* start Provided data *

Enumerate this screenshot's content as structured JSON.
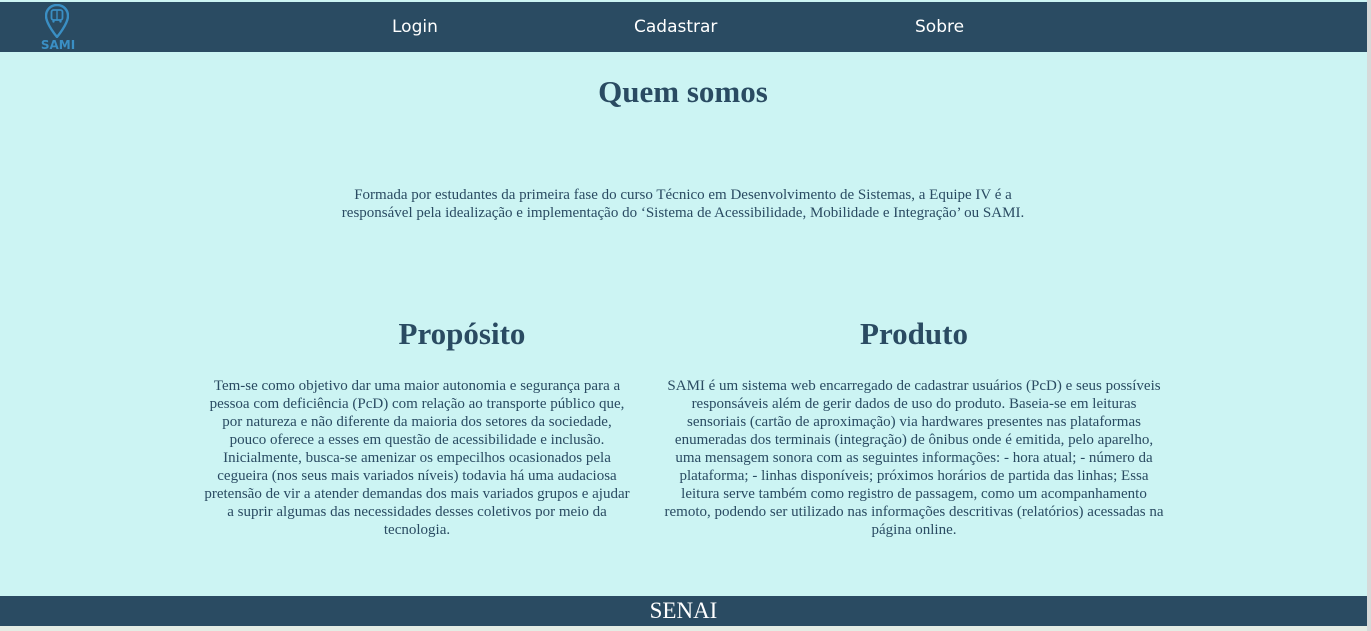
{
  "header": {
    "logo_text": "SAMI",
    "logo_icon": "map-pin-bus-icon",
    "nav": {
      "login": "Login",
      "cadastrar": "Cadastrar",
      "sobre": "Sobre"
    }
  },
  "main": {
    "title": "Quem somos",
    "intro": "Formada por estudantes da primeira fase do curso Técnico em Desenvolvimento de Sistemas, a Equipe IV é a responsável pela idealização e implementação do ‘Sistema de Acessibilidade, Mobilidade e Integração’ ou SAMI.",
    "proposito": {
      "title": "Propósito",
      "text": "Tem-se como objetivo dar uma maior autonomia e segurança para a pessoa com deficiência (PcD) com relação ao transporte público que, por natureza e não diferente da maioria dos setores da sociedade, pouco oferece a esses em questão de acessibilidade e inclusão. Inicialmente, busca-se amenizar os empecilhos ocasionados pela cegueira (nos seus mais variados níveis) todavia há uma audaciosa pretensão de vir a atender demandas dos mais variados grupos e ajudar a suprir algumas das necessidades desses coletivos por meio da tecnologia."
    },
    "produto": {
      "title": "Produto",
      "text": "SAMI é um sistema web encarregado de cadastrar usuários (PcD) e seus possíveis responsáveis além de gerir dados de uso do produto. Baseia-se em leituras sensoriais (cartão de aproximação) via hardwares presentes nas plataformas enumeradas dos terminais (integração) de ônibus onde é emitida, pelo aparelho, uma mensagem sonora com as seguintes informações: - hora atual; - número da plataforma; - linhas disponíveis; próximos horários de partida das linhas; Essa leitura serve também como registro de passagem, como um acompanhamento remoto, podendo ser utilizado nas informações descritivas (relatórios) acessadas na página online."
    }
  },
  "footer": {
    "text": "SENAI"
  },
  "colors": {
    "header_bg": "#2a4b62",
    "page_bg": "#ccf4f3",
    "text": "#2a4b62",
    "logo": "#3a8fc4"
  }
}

* end Provided data *
* start Provided data *

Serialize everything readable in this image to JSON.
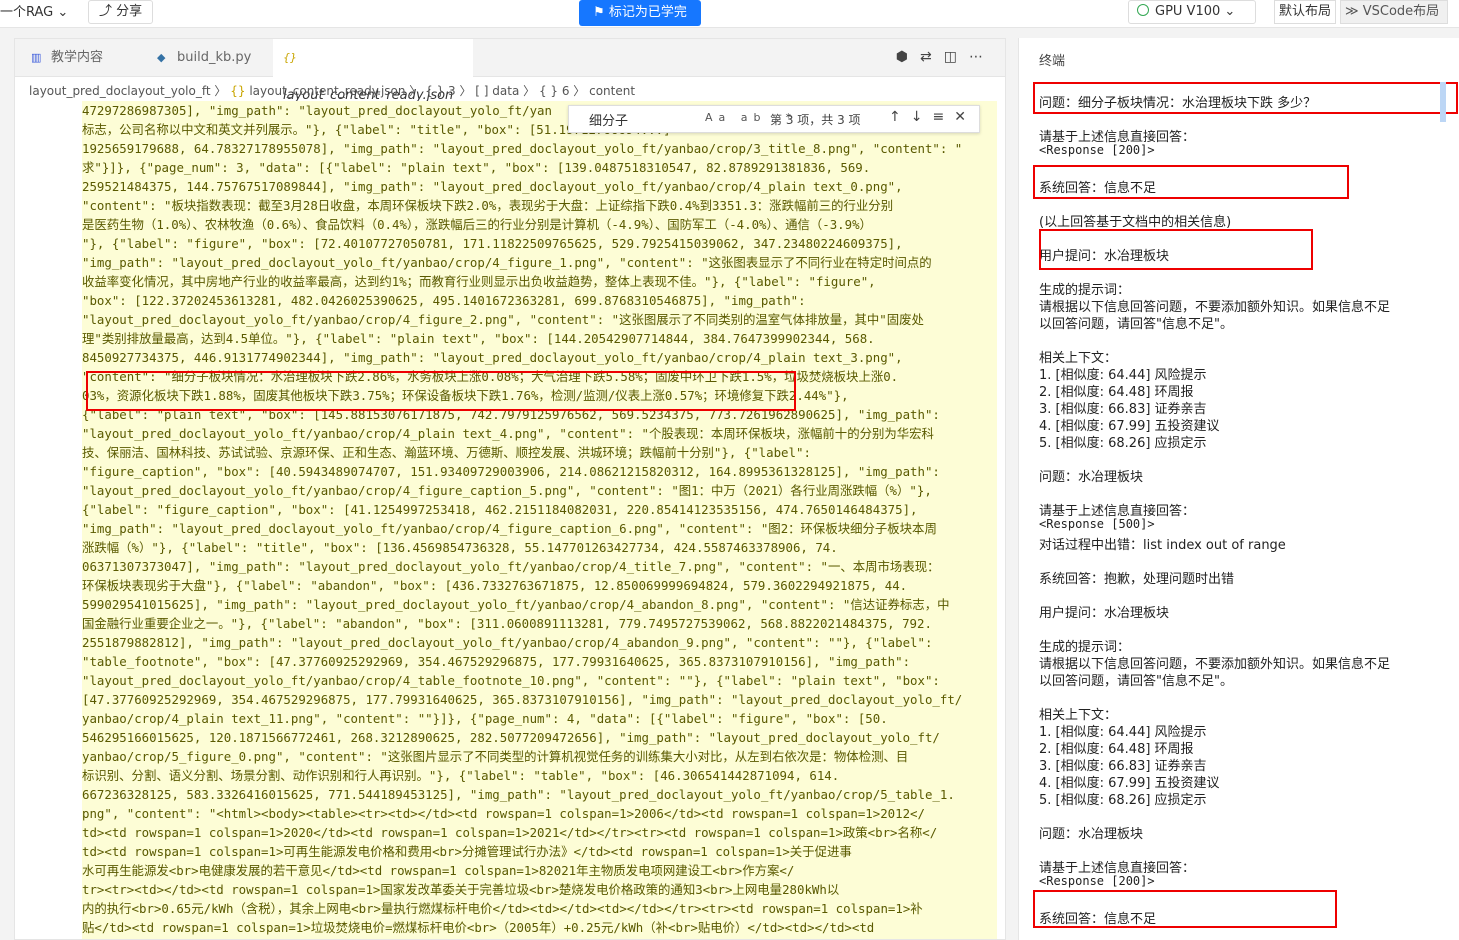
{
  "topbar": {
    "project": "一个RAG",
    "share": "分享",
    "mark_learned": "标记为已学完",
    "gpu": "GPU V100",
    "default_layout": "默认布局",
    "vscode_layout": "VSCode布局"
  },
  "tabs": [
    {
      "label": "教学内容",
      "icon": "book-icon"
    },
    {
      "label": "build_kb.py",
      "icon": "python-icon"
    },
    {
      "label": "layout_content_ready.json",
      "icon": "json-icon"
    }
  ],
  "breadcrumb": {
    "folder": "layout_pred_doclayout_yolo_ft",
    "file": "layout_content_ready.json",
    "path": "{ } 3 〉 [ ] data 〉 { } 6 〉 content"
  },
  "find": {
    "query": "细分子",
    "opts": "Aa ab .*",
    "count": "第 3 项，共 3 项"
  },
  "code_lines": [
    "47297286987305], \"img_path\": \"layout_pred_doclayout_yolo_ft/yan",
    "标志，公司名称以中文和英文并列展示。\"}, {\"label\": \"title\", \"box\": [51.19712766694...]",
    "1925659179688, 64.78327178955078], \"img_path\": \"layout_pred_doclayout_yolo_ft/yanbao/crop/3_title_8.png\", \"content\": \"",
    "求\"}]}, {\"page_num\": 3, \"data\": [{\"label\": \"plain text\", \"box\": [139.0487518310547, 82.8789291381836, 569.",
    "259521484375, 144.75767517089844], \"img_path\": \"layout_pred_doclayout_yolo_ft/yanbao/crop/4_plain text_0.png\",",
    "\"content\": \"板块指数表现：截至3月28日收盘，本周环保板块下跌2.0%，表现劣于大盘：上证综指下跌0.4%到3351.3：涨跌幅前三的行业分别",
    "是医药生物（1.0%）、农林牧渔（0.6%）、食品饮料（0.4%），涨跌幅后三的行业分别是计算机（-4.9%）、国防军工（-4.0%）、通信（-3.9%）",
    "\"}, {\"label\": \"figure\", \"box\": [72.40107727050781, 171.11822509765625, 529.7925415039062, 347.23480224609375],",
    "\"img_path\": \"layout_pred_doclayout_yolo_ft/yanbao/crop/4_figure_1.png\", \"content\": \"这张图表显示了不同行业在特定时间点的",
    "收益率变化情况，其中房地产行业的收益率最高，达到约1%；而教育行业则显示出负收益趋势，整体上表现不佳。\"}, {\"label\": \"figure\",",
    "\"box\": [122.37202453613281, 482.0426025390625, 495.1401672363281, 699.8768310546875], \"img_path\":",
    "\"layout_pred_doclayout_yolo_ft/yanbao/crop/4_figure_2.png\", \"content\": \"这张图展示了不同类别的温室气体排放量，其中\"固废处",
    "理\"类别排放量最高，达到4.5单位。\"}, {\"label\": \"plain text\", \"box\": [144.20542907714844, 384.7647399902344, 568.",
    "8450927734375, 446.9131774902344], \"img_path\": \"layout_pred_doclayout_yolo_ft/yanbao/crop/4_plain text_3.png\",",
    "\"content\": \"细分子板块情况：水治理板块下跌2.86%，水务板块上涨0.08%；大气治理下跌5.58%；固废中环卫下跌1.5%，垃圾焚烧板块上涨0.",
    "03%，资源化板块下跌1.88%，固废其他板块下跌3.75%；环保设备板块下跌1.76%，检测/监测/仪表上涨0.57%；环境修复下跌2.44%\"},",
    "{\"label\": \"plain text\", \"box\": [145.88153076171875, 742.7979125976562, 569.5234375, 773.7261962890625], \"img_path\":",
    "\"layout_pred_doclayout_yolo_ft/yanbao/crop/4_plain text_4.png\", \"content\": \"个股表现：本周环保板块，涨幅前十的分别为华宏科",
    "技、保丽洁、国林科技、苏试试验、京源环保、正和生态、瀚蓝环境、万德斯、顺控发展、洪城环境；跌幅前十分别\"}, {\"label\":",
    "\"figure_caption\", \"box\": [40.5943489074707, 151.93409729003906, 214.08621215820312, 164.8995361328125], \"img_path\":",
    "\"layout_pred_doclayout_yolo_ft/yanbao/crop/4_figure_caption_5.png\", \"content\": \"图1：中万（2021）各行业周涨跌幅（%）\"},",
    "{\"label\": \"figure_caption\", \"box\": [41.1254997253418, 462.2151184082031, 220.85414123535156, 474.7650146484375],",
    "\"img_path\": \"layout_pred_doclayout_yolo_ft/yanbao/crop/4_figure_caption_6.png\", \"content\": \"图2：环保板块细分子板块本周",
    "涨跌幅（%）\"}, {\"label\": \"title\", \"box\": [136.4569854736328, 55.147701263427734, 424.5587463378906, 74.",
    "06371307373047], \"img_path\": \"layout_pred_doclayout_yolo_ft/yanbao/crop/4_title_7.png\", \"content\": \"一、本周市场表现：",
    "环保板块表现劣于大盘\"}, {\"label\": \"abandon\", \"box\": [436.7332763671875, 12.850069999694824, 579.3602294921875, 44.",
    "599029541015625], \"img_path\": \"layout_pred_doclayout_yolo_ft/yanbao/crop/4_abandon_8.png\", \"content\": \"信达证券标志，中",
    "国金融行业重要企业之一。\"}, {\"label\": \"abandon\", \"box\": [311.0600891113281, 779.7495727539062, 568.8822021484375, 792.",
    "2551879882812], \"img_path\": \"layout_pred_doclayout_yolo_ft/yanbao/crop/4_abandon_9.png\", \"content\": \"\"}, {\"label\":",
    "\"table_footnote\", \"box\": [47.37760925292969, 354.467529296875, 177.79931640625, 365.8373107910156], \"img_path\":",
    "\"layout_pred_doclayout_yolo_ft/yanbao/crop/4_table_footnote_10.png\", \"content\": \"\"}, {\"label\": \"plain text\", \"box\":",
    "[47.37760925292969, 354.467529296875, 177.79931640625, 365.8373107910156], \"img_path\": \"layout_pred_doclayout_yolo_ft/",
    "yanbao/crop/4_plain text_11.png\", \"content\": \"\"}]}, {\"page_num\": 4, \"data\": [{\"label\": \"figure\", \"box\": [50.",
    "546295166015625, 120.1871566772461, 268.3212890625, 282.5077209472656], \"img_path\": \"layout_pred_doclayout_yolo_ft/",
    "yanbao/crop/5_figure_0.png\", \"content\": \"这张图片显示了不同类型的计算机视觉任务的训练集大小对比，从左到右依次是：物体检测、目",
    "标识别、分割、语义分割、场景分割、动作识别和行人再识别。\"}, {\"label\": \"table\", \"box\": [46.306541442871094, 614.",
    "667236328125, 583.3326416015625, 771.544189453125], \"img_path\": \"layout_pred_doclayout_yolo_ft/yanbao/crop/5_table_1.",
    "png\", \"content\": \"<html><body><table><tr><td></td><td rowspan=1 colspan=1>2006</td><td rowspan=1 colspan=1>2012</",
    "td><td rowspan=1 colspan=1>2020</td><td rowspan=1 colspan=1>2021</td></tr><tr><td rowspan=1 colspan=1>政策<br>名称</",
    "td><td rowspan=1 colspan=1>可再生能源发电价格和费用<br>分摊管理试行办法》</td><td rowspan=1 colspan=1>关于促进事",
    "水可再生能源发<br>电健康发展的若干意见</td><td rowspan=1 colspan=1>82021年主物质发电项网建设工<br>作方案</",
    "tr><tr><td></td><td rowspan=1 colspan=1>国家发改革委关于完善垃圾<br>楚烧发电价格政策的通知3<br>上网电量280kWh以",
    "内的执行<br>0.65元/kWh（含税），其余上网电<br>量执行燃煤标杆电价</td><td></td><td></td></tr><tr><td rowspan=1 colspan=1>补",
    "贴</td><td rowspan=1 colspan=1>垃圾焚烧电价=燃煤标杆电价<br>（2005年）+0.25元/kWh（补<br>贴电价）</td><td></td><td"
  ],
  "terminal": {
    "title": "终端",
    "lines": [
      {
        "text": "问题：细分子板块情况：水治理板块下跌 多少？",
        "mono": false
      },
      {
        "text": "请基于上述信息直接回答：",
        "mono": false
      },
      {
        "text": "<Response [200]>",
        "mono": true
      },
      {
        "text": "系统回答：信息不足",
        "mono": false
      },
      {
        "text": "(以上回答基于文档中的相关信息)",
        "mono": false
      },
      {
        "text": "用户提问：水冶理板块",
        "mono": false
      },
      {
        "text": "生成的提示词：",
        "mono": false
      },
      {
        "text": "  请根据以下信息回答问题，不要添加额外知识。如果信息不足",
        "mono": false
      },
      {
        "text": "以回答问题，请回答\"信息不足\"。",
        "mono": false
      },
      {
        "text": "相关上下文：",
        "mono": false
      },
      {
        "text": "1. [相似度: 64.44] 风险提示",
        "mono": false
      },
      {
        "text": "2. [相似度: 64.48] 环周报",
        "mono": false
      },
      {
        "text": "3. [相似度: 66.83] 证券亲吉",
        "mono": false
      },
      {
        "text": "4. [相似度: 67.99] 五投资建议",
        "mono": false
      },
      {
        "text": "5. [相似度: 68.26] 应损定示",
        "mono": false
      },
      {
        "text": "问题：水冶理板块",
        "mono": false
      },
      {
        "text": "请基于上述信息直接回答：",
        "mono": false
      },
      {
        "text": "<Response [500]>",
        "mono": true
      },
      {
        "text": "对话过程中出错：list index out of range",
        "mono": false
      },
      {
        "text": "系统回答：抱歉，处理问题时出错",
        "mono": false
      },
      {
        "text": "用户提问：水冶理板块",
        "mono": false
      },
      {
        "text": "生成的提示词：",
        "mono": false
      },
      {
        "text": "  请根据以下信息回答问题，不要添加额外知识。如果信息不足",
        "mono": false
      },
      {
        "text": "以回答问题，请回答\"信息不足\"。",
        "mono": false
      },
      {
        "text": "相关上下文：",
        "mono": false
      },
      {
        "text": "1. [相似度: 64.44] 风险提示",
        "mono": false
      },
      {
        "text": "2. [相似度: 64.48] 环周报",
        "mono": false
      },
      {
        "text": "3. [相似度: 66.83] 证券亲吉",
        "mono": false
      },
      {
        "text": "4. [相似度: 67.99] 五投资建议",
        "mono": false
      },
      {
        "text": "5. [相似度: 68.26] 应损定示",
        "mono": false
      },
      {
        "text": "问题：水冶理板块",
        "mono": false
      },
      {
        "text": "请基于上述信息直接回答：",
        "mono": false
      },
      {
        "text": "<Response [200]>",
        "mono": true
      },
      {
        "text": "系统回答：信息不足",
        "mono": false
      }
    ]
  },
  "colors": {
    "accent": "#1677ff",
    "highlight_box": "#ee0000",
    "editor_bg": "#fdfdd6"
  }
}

* end Provided data *
* start Provided data *

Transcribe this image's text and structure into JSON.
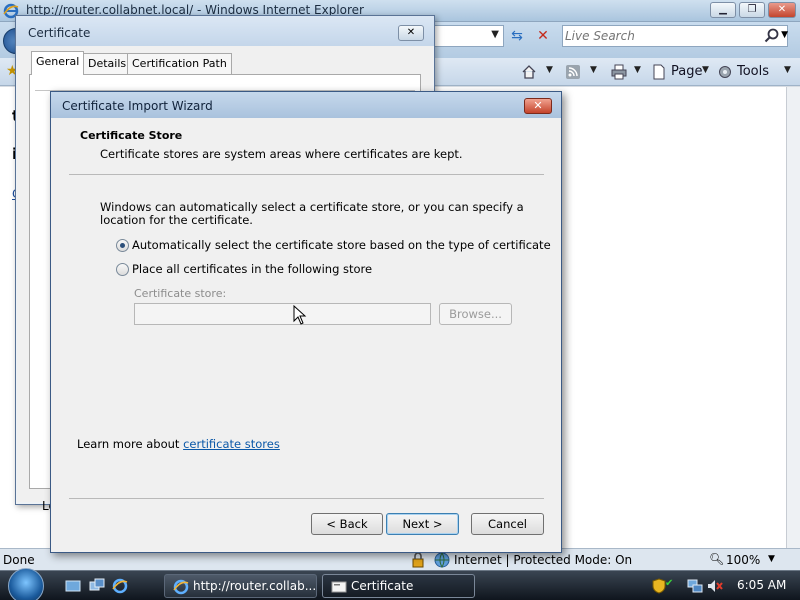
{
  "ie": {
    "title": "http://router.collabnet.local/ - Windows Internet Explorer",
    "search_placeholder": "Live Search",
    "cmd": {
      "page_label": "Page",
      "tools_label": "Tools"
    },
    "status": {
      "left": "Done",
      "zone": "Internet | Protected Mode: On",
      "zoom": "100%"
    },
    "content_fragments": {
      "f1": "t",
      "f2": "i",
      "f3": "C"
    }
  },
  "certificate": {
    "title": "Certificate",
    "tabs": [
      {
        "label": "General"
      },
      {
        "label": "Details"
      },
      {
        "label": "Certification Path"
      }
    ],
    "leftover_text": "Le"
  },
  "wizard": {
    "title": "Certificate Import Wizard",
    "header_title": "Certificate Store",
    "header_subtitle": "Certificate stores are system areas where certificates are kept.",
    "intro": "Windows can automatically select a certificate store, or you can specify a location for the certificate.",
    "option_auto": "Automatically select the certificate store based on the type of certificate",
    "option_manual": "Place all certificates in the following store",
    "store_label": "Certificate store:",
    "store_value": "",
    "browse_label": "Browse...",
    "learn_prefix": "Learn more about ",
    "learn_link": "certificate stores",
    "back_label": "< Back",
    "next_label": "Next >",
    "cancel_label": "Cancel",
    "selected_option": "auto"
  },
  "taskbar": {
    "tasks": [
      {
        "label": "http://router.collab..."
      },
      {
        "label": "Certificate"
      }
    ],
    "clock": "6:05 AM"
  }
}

* end Provided data *

[Job] Go through the data and gather every line that holds "intro".

[The reply]
    "intro": "Formada por estudantes da primeira fase do curso Técnico em Desenvolvimento de Sistemas, a Equipe IV é a responsável pela idealização e implementação do ‘Sistema de Acessibilidade, Mobilidade e Integração’ ou SAMI.",
    "intro": "Windows can automatically select a certificate store, or you can specify a location for the certificate.",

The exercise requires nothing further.